▶ **REQUIREMENTS**
Extract all of the entries and give them again, word for word.

▶ **WORKING DATA**
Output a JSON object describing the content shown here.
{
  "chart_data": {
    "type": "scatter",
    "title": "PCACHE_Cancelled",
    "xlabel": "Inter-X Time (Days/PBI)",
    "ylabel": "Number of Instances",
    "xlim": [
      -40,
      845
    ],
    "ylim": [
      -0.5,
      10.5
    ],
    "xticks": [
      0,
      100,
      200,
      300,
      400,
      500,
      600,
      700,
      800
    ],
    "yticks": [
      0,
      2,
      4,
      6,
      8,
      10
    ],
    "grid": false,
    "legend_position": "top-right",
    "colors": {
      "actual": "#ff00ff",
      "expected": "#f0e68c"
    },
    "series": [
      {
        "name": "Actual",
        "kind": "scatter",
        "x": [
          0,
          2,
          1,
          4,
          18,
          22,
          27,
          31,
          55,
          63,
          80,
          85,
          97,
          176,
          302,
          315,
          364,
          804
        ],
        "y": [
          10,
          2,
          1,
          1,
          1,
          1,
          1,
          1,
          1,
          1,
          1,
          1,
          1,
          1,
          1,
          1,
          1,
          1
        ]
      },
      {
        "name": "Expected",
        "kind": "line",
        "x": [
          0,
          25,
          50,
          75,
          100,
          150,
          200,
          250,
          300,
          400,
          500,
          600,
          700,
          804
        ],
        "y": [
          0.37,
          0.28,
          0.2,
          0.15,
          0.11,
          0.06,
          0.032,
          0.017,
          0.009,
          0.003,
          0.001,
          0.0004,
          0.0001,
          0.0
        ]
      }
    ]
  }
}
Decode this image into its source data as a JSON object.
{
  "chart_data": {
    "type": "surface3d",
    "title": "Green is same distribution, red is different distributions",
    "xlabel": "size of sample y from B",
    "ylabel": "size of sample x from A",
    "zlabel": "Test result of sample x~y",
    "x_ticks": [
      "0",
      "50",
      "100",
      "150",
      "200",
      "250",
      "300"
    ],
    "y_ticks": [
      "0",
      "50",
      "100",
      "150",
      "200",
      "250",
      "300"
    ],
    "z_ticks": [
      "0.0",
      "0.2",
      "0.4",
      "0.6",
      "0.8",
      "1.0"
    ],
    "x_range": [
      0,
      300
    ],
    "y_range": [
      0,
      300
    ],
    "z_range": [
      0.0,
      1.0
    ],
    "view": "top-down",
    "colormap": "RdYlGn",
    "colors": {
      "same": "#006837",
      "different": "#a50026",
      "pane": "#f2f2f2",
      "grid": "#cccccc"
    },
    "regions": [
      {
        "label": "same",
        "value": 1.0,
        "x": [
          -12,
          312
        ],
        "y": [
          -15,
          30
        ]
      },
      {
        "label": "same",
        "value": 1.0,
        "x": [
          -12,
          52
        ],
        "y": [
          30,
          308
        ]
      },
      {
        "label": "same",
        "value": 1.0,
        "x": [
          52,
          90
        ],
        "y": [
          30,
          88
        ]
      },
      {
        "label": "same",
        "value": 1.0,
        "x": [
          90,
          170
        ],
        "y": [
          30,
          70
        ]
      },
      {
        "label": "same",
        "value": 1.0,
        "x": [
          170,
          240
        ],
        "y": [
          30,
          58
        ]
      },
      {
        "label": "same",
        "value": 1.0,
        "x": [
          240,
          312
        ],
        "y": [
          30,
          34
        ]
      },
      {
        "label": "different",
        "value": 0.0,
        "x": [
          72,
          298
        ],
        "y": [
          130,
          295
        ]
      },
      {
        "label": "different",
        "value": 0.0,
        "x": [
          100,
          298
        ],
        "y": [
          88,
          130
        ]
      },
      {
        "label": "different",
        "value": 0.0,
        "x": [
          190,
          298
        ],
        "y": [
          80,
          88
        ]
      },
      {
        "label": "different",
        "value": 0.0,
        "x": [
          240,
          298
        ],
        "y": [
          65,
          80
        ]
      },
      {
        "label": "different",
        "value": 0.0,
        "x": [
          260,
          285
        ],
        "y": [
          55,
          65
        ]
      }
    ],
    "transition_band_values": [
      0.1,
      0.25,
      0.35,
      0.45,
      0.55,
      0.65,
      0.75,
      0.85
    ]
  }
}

▶ **SOLUTION FOR THIS EXERCISE**
Output a JSON object describing the content shown here.
{
  "chart_data": {
    "type": "scatter",
    "title": "PCACHE_Cancelled",
    "xlabel": "Inter-X Time (Days/PBI)",
    "ylabel": "Number of Instances",
    "xlim": [
      -40,
      845
    ],
    "ylim": [
      -0.5,
      10.5
    ],
    "xticks": [
      0,
      100,
      200,
      300,
      400,
      500,
      600,
      700,
      800
    ],
    "yticks": [
      0,
      2,
      4,
      6,
      8,
      10
    ],
    "grid": false,
    "legend_position": "top-right",
    "colors": {
      "actual": "#ff00ff",
      "expected": "#f0e68c"
    },
    "series": [
      {
        "name": "Actual",
        "kind": "scatter",
        "x": [
          0,
          2,
          1,
          4,
          18,
          22,
          27,
          31,
          55,
          63,
          80,
          85,
          97,
          176,
          302,
          315,
          364,
          804
        ],
        "y": [
          10,
          2,
          1,
          1,
          1,
          1,
          1,
          1,
          1,
          1,
          1,
          1,
          1,
          1,
          1,
          1,
          1,
          1
        ]
      },
      {
        "name": "Expected",
        "kind": "line",
        "x": [
          0,
          25,
          50,
          75,
          100,
          150,
          200,
          250,
          300,
          400,
          500,
          600,
          700,
          804
        ],
        "y": [
          0.37,
          0.28,
          0.2,
          0.15,
          0.11,
          0.06,
          0.032,
          0.017,
          0.009,
          0.003,
          0.001,
          0.0004,
          0.0001,
          0.0
        ]
      }
    ]
  }
}
Decode this image into its source data as a JSON object.
{
  "chart_data": {
    "type": "surface3d",
    "title": "Green is same distribution, red is different distributions",
    "xlabel": "size of sample y from B",
    "ylabel": "size of sample x from A",
    "zlabel": "Test result of sample x~y",
    "x_ticks": [
      "0",
      "50",
      "100",
      "150",
      "200",
      "250",
      "300"
    ],
    "y_ticks": [
      "0",
      "50",
      "100",
      "150",
      "200",
      "250",
      "300"
    ],
    "z_ticks": [
      "0.0",
      "0.2",
      "0.4",
      "0.6",
      "0.8",
      "1.0"
    ],
    "x_range": [
      0,
      300
    ],
    "y_range": [
      0,
      300
    ],
    "z_range": [
      0.0,
      1.0
    ],
    "view": "top-down",
    "colormap": "RdYlGn",
    "colors": {
      "same": "#006837",
      "different": "#a50026",
      "pane": "#f2f2f2",
      "grid": "#cccccc"
    },
    "regions": [
      {
        "label": "same",
        "value": 1.0,
        "x": [
          -12,
          312
        ],
        "y": [
          -15,
          30
        ]
      },
      {
        "label": "same",
        "value": 1.0,
        "x": [
          -12,
          52
        ],
        "y": [
          30,
          308
        ]
      },
      {
        "label": "same",
        "value": 1.0,
        "x": [
          52,
          90
        ],
        "y": [
          30,
          88
        ]
      },
      {
        "label": "same",
        "value": 1.0,
        "x": [
          90,
          170
        ],
        "y": [
          30,
          70
        ]
      },
      {
        "label": "same",
        "value": 1.0,
        "x": [
          170,
          240
        ],
        "y": [
          30,
          58
        ]
      },
      {
        "label": "same",
        "value": 1.0,
        "x": [
          240,
          312
        ],
        "y": [
          30,
          34
        ]
      },
      {
        "label": "different",
        "value": 0.0,
        "x": [
          72,
          298
        ],
        "y": [
          130,
          295
        ]
      },
      {
        "label": "different",
        "value": 0.0,
        "x": [
          100,
          298
        ],
        "y": [
          88,
          130
        ]
      },
      {
        "label": "different",
        "value": 0.0,
        "x": [
          190,
          298
        ],
        "y": [
          80,
          88
        ]
      },
      {
        "label": "different",
        "value": 0.0,
        "x": [
          240,
          298
        ],
        "y": [
          65,
          80
        ]
      },
      {
        "label": "different",
        "value": 0.0,
        "x": [
          260,
          285
        ],
        "y": [
          55,
          65
        ]
      }
    ],
    "transition_band_values": [
      0.1,
      0.25,
      0.35,
      0.45,
      0.55,
      0.65,
      0.75,
      0.85
    ]
  }
}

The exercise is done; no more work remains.